WHAT YOU NEED TO DO
Each entry below is to be written out exactly, and the pictures are to be left out.

EXERCISE INPUTS

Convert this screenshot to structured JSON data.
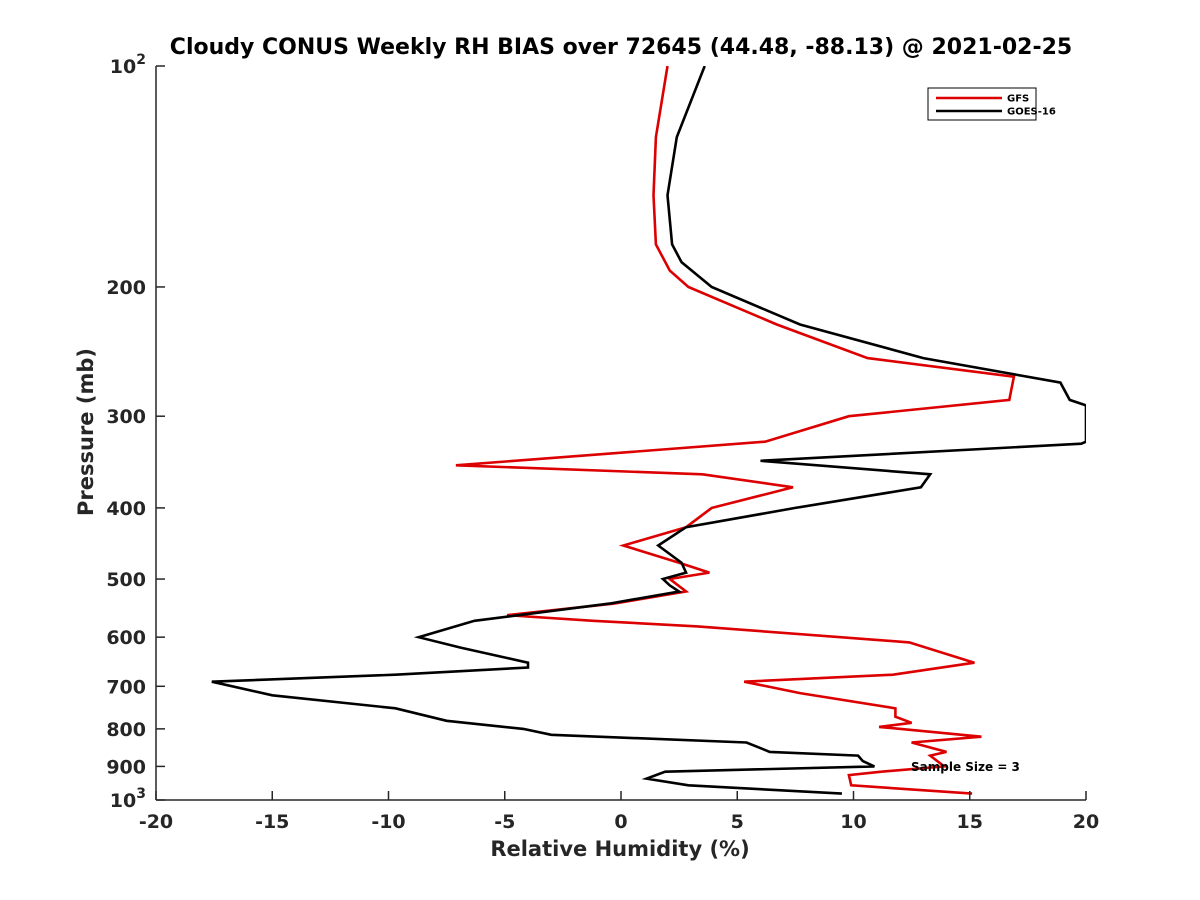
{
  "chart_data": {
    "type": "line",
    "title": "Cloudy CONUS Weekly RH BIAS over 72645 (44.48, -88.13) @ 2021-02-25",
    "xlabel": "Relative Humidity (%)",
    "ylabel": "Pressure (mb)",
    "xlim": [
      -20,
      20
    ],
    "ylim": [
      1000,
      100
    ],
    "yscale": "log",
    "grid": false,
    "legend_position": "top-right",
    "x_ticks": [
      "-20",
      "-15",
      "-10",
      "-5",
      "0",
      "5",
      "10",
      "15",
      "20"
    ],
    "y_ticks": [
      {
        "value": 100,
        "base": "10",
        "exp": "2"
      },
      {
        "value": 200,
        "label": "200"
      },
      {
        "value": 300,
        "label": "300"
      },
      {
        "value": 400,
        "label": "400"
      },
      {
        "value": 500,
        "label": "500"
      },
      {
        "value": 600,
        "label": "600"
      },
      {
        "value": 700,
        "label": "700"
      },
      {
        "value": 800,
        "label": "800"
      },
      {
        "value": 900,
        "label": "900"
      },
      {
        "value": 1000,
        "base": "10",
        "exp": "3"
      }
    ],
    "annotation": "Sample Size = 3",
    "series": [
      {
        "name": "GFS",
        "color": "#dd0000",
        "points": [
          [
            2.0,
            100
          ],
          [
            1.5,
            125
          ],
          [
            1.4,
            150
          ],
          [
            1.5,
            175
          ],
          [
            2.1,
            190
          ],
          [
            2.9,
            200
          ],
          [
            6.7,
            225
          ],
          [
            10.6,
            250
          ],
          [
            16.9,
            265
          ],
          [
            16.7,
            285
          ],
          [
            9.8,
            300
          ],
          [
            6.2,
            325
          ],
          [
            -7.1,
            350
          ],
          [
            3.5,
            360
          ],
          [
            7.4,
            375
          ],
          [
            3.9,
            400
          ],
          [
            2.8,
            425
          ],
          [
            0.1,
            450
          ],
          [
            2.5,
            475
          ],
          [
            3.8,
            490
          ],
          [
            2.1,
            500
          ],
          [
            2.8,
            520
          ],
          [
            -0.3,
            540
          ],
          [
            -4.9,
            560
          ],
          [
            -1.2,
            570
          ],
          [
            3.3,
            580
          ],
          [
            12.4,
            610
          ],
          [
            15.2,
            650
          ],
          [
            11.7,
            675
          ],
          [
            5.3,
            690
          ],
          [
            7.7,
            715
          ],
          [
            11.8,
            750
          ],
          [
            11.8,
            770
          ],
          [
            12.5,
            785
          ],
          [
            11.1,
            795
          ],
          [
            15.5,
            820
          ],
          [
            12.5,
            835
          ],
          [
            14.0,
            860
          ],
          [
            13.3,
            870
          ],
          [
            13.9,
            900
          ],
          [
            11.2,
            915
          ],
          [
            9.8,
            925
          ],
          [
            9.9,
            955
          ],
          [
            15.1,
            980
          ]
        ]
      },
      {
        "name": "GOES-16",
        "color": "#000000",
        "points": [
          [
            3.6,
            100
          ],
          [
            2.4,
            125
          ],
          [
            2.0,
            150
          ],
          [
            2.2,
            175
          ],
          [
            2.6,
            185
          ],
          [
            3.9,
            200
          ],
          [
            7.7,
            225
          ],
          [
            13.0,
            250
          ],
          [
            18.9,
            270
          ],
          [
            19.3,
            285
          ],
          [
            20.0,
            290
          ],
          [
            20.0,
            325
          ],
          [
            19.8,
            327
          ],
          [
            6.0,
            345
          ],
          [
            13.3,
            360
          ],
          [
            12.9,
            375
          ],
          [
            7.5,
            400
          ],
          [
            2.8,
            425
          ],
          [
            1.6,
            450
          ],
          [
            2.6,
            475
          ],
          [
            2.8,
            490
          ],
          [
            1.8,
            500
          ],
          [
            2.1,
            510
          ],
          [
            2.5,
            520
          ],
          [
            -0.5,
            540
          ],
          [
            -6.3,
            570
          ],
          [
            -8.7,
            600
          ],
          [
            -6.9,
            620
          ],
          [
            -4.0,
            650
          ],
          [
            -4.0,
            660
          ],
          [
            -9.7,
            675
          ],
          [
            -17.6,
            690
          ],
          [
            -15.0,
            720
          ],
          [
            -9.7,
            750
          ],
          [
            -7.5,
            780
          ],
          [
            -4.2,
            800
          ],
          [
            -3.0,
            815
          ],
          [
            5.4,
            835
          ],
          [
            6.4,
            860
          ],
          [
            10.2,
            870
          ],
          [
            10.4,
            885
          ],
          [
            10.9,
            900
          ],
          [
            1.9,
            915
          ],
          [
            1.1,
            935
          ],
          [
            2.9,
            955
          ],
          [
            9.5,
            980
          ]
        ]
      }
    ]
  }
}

ANSWER TO THIS TASK
Convert this screenshot to structured JSON data.
{
  "chart_data": {
    "type": "line",
    "title": "Cloudy CONUS Weekly RH BIAS over 72645 (44.48, -88.13) @ 2021-02-25",
    "xlabel": "Relative Humidity (%)",
    "ylabel": "Pressure (mb)",
    "xlim": [
      -20,
      20
    ],
    "ylim": [
      1000,
      100
    ],
    "yscale": "log",
    "grid": false,
    "legend_position": "top-right",
    "x_ticks": [
      "-20",
      "-15",
      "-10",
      "-5",
      "0",
      "5",
      "10",
      "15",
      "20"
    ],
    "y_ticks": [
      {
        "value": 100,
        "base": "10",
        "exp": "2"
      },
      {
        "value": 200,
        "label": "200"
      },
      {
        "value": 300,
        "label": "300"
      },
      {
        "value": 400,
        "label": "400"
      },
      {
        "value": 500,
        "label": "500"
      },
      {
        "value": 600,
        "label": "600"
      },
      {
        "value": 700,
        "label": "700"
      },
      {
        "value": 800,
        "label": "800"
      },
      {
        "value": 900,
        "label": "900"
      },
      {
        "value": 1000,
        "base": "10",
        "exp": "3"
      }
    ],
    "annotation": "Sample Size = 3",
    "series": [
      {
        "name": "GFS",
        "color": "#dd0000",
        "points": [
          [
            2.0,
            100
          ],
          [
            1.5,
            125
          ],
          [
            1.4,
            150
          ],
          [
            1.5,
            175
          ],
          [
            2.1,
            190
          ],
          [
            2.9,
            200
          ],
          [
            6.7,
            225
          ],
          [
            10.6,
            250
          ],
          [
            16.9,
            265
          ],
          [
            16.7,
            285
          ],
          [
            9.8,
            300
          ],
          [
            6.2,
            325
          ],
          [
            -7.1,
            350
          ],
          [
            3.5,
            360
          ],
          [
            7.4,
            375
          ],
          [
            3.9,
            400
          ],
          [
            2.8,
            425
          ],
          [
            0.1,
            450
          ],
          [
            2.5,
            475
          ],
          [
            3.8,
            490
          ],
          [
            2.1,
            500
          ],
          [
            2.8,
            520
          ],
          [
            -0.3,
            540
          ],
          [
            -4.9,
            560
          ],
          [
            -1.2,
            570
          ],
          [
            3.3,
            580
          ],
          [
            12.4,
            610
          ],
          [
            15.2,
            650
          ],
          [
            11.7,
            675
          ],
          [
            5.3,
            690
          ],
          [
            7.7,
            715
          ],
          [
            11.8,
            750
          ],
          [
            11.8,
            770
          ],
          [
            12.5,
            785
          ],
          [
            11.1,
            795
          ],
          [
            15.5,
            820
          ],
          [
            12.5,
            835
          ],
          [
            14.0,
            860
          ],
          [
            13.3,
            870
          ],
          [
            13.9,
            900
          ],
          [
            11.2,
            915
          ],
          [
            9.8,
            925
          ],
          [
            9.9,
            955
          ],
          [
            15.1,
            980
          ]
        ]
      },
      {
        "name": "GOES-16",
        "color": "#000000",
        "points": [
          [
            3.6,
            100
          ],
          [
            2.4,
            125
          ],
          [
            2.0,
            150
          ],
          [
            2.2,
            175
          ],
          [
            2.6,
            185
          ],
          [
            3.9,
            200
          ],
          [
            7.7,
            225
          ],
          [
            13.0,
            250
          ],
          [
            18.9,
            270
          ],
          [
            19.3,
            285
          ],
          [
            20.0,
            290
          ],
          [
            20.0,
            325
          ],
          [
            19.8,
            327
          ],
          [
            6.0,
            345
          ],
          [
            13.3,
            360
          ],
          [
            12.9,
            375
          ],
          [
            7.5,
            400
          ],
          [
            2.8,
            425
          ],
          [
            1.6,
            450
          ],
          [
            2.6,
            475
          ],
          [
            2.8,
            490
          ],
          [
            1.8,
            500
          ],
          [
            2.1,
            510
          ],
          [
            2.5,
            520
          ],
          [
            -0.5,
            540
          ],
          [
            -6.3,
            570
          ],
          [
            -8.7,
            600
          ],
          [
            -6.9,
            620
          ],
          [
            -4.0,
            650
          ],
          [
            -4.0,
            660
          ],
          [
            -9.7,
            675
          ],
          [
            -17.6,
            690
          ],
          [
            -15.0,
            720
          ],
          [
            -9.7,
            750
          ],
          [
            -7.5,
            780
          ],
          [
            -4.2,
            800
          ],
          [
            -3.0,
            815
          ],
          [
            5.4,
            835
          ],
          [
            6.4,
            860
          ],
          [
            10.2,
            870
          ],
          [
            10.4,
            885
          ],
          [
            10.9,
            900
          ],
          [
            1.9,
            915
          ],
          [
            1.1,
            935
          ],
          [
            2.9,
            955
          ],
          [
            9.5,
            980
          ]
        ]
      }
    ]
  }
}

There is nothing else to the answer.